- [PROVIDED TEXT]
The three factors were set as follows (Table 2):

• Deposition patterns for the top and the bottom layers (−1—lines, 0—rectilinear, 1—concentric),
• Deposition speed (30 mm/s, 40 mm/s, 50 mm/s),
• Layer height (0.1 mm, 0.15 mm, 0.2 mm).

2.2. Tribological Test Setup

The wear tests were developed according to the torque transmission of a cylindrical gear assembly for a vertical-articulated robot (joint shaft), whose geometric characteristics are detailed in

Table 3. Geometrical specification of the gear application.

Geometric Parameters	Values
Number of teeth	41
Module	1.25 mm
Pressure angle	20°
Type of gearing	External
Tip diameter	53.750 mm
Pitch diameter	51.250 mm
Pressure angle	20° mm
Width	13 mm
Shaft mounting diameter	10 mm

and Figure 4. Friction coefficients were determined using a CSM Instruments THT pin-on-disc tribometer (Freiburg in Breisgau, Germany), as illustrated in Figure 3 and data acquisition was made by using the InstrumX Software, version 6.0 (CSM Instruments, Peseux, Switzerland).

The friction pair consisted of a 30 mm diameter disc made from PET-CF material and a 4 mm cube of AISI 4130 alloy steel, simulating a gear assembly composed of these materials. Tribological tests were conducted under the following conditions: a normal load of 10 N, producing a contact pressure equivalent to the Hertzian pressure in gears (0.613 MPa, Equation (2)) when considering a nominal torque generated by a 250 W electric motor operating at 575 RPM; a friction distance of 250 m and a linear speed of 0.60 m/s. All tests were performed at room temperature (20 °C) in ambient air with 48% relative humidity.

$${\sigma }_H=\sqrt{{\displaystyle \frac{F_n}{l_k}}·{\displaystyle \frac{1}{\rho }}·{\displaystyle \frac{1}{\pi \left(\frac{1-{\vartheta }_1^2}{E_1}+\frac{1-{\vartheta }_2^2}{E_2}\right)}}}$$

(2)

where

• σ_H = Hertzian contact stress or maximum contact pressure (in Pascals, Pa);
• F_n = Normal force applied to the surfaces (in Newtons, N);
• l_k = Contact width or length (in meters, m);
• ρ = Equivalent radius of curvature at the contact point (in meters, m); this depends on the curvature of both contacting bodies;
• ν₁\ν₂ = Poisson’s ratios of the two contacting materials (PET-CF and AISI 4130 alloy steel), dimensionless constants representing the material’s ability to expand or contract laterally when compressed;
• E₁/E₂ = Young’s moduli of the two contacting materials (in MPa).

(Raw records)
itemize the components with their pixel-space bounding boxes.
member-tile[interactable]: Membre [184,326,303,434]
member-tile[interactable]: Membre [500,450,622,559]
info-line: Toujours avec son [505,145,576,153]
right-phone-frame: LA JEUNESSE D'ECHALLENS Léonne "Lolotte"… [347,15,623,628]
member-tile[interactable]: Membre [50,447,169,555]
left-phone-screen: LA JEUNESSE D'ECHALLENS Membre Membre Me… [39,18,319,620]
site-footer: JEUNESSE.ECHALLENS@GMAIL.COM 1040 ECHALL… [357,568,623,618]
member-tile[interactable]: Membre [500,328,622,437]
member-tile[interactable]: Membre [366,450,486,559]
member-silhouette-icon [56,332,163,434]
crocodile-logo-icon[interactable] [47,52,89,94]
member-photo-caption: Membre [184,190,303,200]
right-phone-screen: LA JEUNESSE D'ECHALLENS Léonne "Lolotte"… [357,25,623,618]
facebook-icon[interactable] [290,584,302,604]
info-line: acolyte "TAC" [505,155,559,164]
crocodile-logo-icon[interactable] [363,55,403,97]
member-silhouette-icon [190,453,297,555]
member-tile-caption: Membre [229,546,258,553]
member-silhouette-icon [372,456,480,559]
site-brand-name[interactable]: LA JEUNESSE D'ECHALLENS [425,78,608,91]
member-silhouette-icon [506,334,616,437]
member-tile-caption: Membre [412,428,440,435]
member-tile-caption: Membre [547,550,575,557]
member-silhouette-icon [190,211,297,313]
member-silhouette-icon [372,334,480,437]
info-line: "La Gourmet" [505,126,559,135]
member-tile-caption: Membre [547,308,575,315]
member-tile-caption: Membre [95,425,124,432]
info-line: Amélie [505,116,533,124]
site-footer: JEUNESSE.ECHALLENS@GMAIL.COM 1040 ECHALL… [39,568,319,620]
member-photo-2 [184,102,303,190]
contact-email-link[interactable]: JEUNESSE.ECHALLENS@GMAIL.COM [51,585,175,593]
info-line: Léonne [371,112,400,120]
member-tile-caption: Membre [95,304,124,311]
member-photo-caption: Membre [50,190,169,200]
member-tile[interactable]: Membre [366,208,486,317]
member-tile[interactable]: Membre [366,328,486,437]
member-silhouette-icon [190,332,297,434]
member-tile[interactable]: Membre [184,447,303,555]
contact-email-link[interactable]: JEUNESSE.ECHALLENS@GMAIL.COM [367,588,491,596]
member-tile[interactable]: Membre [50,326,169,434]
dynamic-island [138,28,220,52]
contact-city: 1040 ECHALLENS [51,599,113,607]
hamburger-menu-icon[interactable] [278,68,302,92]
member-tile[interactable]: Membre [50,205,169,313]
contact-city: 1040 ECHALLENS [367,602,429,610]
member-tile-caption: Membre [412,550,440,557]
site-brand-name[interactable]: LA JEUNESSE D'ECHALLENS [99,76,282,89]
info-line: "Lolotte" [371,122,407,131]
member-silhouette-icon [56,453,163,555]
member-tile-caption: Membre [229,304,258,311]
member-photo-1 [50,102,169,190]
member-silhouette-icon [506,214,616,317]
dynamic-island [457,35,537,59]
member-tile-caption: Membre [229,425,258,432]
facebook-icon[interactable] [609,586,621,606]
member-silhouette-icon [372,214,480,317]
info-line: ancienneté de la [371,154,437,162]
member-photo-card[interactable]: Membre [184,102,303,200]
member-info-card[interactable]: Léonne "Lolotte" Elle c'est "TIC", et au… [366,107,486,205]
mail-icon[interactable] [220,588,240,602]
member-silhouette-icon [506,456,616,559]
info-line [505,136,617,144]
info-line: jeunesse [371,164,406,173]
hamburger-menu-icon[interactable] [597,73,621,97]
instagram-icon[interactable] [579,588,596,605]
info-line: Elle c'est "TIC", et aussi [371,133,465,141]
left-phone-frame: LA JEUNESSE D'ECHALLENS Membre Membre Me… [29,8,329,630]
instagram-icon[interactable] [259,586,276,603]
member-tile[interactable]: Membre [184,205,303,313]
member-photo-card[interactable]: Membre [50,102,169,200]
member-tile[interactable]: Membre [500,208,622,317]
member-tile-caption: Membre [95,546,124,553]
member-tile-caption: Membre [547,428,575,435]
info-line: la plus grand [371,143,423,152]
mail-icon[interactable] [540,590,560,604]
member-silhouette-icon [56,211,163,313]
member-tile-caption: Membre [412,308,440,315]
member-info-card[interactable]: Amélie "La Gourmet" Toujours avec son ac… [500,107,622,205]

- [EXERCISE TASKS]
**A.** Translate this sentence from the tribology text into Spanish: "All tests were performed at room temperature (20 °C) in ambient air with 48% relative humidity."
**B.** Switch "robot" to "manipulator" and write out the tribology text from "The wear tests" to "the gear application.".
**C.** Answer these questions from the tribology text:
(i) Which three layer heights were set?
(ii) How many teeth does the gear in the application have?
(iii) What friction distance was used in the tribological tests?
The data are material separate from the tribology text.

- [SOLUTIONS TO EACH TASK]
**A.** Todas las pruebas se realizaron a temperatura ambiente (20 °C) en aire ambiente con un 48 % de humedad relativa.

**B.**
The wear tests were developed according to the torque transmission of a cylindrical gear assembly for a vertical-articulated manipulator (joint shaft), whose geometric characteristics are detailed in

Table 3. Geometrical specification of the gear application.

**C.**
(i) 0.1 mm, 0.15 mm and 0.2 mm
(ii) 41
(iii) 250 m